Output the full listing word for word.
+---+
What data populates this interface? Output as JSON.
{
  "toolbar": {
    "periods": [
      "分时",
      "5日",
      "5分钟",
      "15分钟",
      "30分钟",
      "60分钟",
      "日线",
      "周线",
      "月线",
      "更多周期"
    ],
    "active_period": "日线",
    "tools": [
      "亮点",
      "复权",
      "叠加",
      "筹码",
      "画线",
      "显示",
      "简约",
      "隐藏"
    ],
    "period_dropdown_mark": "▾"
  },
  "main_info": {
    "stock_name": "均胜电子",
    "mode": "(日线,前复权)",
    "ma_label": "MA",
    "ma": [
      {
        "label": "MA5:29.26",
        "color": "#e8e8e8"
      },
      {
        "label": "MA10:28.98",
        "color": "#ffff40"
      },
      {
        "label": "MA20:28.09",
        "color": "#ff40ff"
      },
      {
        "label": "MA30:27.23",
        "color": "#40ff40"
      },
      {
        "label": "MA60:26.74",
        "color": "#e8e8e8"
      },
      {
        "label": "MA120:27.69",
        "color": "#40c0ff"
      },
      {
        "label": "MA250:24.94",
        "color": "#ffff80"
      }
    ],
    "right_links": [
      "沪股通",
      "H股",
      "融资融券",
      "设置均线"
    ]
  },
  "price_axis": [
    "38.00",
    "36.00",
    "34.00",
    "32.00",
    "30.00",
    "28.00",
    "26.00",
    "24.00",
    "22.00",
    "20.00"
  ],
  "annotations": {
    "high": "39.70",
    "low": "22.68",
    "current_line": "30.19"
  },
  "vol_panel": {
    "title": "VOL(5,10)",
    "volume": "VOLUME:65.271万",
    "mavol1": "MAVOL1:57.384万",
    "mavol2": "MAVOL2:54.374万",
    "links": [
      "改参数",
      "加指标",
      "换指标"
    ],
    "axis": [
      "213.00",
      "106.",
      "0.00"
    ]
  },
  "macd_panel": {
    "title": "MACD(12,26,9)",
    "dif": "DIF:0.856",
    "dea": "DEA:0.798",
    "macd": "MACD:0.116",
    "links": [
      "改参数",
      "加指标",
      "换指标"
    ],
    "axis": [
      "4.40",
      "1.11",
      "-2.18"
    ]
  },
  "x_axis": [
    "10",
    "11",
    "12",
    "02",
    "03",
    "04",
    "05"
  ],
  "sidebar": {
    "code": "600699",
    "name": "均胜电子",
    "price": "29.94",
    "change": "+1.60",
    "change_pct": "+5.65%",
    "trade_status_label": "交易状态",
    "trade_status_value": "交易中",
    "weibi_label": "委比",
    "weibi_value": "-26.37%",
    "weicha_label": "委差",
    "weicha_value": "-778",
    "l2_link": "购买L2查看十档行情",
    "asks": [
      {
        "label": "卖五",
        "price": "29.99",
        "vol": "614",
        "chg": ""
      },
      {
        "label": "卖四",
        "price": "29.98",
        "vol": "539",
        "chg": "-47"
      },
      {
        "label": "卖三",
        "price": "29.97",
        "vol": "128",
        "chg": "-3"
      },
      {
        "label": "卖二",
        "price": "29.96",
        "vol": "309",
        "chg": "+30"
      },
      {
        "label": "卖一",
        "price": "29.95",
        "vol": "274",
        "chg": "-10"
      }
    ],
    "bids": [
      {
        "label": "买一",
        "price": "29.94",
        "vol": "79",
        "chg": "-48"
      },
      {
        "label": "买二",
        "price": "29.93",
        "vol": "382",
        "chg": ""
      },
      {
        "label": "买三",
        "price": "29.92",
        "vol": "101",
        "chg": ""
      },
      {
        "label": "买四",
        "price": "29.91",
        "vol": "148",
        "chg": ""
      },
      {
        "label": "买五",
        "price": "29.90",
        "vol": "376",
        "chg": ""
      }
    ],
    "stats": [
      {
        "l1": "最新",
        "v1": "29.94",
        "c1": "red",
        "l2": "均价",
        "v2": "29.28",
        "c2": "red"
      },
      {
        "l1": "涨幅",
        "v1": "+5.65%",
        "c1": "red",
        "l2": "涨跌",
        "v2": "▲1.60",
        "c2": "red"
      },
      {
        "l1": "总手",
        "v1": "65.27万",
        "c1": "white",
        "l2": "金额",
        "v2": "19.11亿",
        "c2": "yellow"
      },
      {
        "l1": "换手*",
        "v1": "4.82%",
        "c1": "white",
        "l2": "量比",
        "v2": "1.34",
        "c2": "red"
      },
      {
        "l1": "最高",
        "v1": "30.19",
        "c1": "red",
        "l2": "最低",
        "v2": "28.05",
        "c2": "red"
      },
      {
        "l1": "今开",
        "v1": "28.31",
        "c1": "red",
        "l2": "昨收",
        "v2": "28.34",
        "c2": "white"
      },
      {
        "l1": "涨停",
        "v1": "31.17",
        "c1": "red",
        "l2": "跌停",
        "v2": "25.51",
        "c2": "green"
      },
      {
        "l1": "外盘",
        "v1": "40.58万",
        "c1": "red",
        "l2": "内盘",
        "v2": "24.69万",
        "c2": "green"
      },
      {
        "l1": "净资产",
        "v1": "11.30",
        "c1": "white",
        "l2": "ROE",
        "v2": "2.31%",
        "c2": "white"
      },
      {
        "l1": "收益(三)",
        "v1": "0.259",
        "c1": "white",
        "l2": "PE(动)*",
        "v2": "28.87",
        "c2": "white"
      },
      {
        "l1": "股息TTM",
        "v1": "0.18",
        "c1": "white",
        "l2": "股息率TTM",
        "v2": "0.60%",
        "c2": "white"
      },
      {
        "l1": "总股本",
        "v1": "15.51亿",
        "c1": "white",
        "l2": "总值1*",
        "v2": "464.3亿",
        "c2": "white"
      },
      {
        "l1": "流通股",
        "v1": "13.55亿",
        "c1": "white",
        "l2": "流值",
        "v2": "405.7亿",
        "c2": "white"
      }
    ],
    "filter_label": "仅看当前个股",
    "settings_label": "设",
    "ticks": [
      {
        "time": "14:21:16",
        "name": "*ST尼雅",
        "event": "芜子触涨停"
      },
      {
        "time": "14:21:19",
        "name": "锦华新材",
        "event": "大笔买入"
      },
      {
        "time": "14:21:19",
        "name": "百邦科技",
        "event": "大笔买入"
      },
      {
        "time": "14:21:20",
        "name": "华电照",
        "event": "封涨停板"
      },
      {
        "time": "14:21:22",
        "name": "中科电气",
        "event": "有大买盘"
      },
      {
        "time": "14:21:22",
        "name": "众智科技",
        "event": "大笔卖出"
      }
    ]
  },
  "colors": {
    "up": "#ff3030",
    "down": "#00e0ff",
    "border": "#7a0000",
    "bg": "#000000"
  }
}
+---+
*Solved exercise*
What data populates this interface? Output as JSON.
{
  "toolbar": {
    "periods": [
      "分时",
      "5日",
      "5分钟",
      "15分钟",
      "30分钟",
      "60分钟",
      "日线",
      "周线",
      "月线",
      "更多周期"
    ],
    "active_period": "日线",
    "tools": [
      "亮点",
      "复权",
      "叠加",
      "筹码",
      "画线",
      "显示",
      "简约",
      "隐藏"
    ],
    "period_dropdown_mark": "▾"
  },
  "main_info": {
    "stock_name": "均胜电子",
    "mode": "(日线,前复权)",
    "ma_label": "MA",
    "ma": [
      {
        "label": "MA5:29.26",
        "color": "#e8e8e8"
      },
      {
        "label": "MA10:28.98",
        "color": "#ffff40"
      },
      {
        "label": "MA20:28.09",
        "color": "#ff40ff"
      },
      {
        "label": "MA30:27.23",
        "color": "#40ff40"
      },
      {
        "label": "MA60:26.74",
        "color": "#e8e8e8"
      },
      {
        "label": "MA120:27.69",
        "color": "#40c0ff"
      },
      {
        "label": "MA250:24.94",
        "color": "#ffff80"
      }
    ],
    "right_links": [
      "沪股通",
      "H股",
      "融资融券",
      "设置均线"
    ]
  },
  "price_axis": [
    "38.00",
    "36.00",
    "34.00",
    "32.00",
    "30.00",
    "28.00",
    "26.00",
    "24.00",
    "22.00",
    "20.00"
  ],
  "annotations": {
    "high": "39.70",
    "low": "22.68",
    "current_line": "30.19"
  },
  "vol_panel": {
    "title": "VOL(5,10)",
    "volume": "VOLUME:65.271万",
    "mavol1": "MAVOL1:57.384万",
    "mavol2": "MAVOL2:54.374万",
    "links": [
      "改参数",
      "加指标",
      "换指标"
    ],
    "axis": [
      "213.00",
      "106.",
      "0.00"
    ]
  },
  "macd_panel": {
    "title": "MACD(12,26,9)",
    "dif": "DIF:0.856",
    "dea": "DEA:0.798",
    "macd": "MACD:0.116",
    "links": [
      "改参数",
      "加指标",
      "换指标"
    ],
    "axis": [
      "4.40",
      "1.11",
      "-2.18"
    ]
  },
  "x_axis": [
    "10",
    "11",
    "12",
    "02",
    "03",
    "04",
    "05"
  ],
  "sidebar": {
    "code": "600699",
    "name": "均胜电子",
    "price": "29.94",
    "change": "+1.60",
    "change_pct": "+5.65%",
    "trade_status_label": "交易状态",
    "trade_status_value": "交易中",
    "weibi_label": "委比",
    "weibi_value": "-26.37%",
    "weicha_label": "委差",
    "weicha_value": "-778",
    "l2_link": "购买L2查看十档行情",
    "asks": [
      {
        "label": "卖五",
        "price": "29.99",
        "vol": "614",
        "chg": ""
      },
      {
        "label": "卖四",
        "price": "29.98",
        "vol": "539",
        "chg": "-47"
      },
      {
        "label": "卖三",
        "price": "29.97",
        "vol": "128",
        "chg": "-3"
      },
      {
        "label": "卖二",
        "price": "29.96",
        "vol": "309",
        "chg": "+30"
      },
      {
        "label": "卖一",
        "price": "29.95",
        "vol": "274",
        "chg": "-10"
      }
    ],
    "bids": [
      {
        "label": "买一",
        "price": "29.94",
        "vol": "79",
        "chg": "-48"
      },
      {
        "label": "买二",
        "price": "29.93",
        "vol": "382",
        "chg": ""
      },
      {
        "label": "买三",
        "price": "29.92",
        "vol": "101",
        "chg": ""
      },
      {
        "label": "买四",
        "price": "29.91",
        "vol": "148",
        "chg": ""
      },
      {
        "label": "买五",
        "price": "29.90",
        "vol": "376",
        "chg": ""
      }
    ],
    "stats": [
      {
        "l1": "最新",
        "v1": "29.94",
        "c1": "red",
        "l2": "均价",
        "v2": "29.28",
        "c2": "red"
      },
      {
        "l1": "涨幅",
        "v1": "+5.65%",
        "c1": "red",
        "l2": "涨跌",
        "v2": "▲1.60",
        "c2": "red"
      },
      {
        "l1": "总手",
        "v1": "65.27万",
        "c1": "white",
        "l2": "金额",
        "v2": "19.11亿",
        "c2": "yellow"
      },
      {
        "l1": "换手*",
        "v1": "4.82%",
        "c1": "white",
        "l2": "量比",
        "v2": "1.34",
        "c2": "red"
      },
      {
        "l1": "最高",
        "v1": "30.19",
        "c1": "red",
        "l2": "最低",
        "v2": "28.05",
        "c2": "red"
      },
      {
        "l1": "今开",
        "v1": "28.31",
        "c1": "red",
        "l2": "昨收",
        "v2": "28.34",
        "c2": "white"
      },
      {
        "l1": "涨停",
        "v1": "31.17",
        "c1": "red",
        "l2": "跌停",
        "v2": "25.51",
        "c2": "green"
      },
      {
        "l1": "外盘",
        "v1": "40.58万",
        "c1": "red",
        "l2": "内盘",
        "v2": "24.69万",
        "c2": "green"
      },
      {
        "l1": "净资产",
        "v1": "11.30",
        "c1": "white",
        "l2": "ROE",
        "v2": "2.31%",
        "c2": "white"
      },
      {
        "l1": "收益(三)",
        "v1": "0.259",
        "c1": "white",
        "l2": "PE(动)*",
        "v2": "28.87",
        "c2": "white"
      },
      {
        "l1": "股息TTM",
        "v1": "0.18",
        "c1": "white",
        "l2": "股息率TTM",
        "v2": "0.60%",
        "c2": "white"
      },
      {
        "l1": "总股本",
        "v1": "15.51亿",
        "c1": "white",
        "l2": "总值1*",
        "v2": "464.3亿",
        "c2": "white"
      },
      {
        "l1": "流通股",
        "v1": "13.55亿",
        "c1": "white",
        "l2": "流值",
        "v2": "405.7亿",
        "c2": "white"
      }
    ],
    "filter_label": "仅看当前个股",
    "settings_label": "设",
    "ticks": [
      {
        "time": "14:21:16",
        "name": "*ST尼雅",
        "event": "芜子触涨停"
      },
      {
        "time": "14:21:19",
        "name": "锦华新材",
        "event": "大笔买入"
      },
      {
        "time": "14:21:19",
        "name": "百邦科技",
        "event": "大笔买入"
      },
      {
        "time": "14:21:20",
        "name": "华电照",
        "event": "封涨停板"
      },
      {
        "time": "14:21:22",
        "name": "中科电气",
        "event": "有大买盘"
      },
      {
        "time": "14:21:22",
        "name": "众智科技",
        "event": "大笔卖出"
      }
    ]
  },
  "colors": {
    "up": "#ff3030",
    "down": "#00e0ff",
    "border": "#7a0000",
    "bg": "#000000"
  }
}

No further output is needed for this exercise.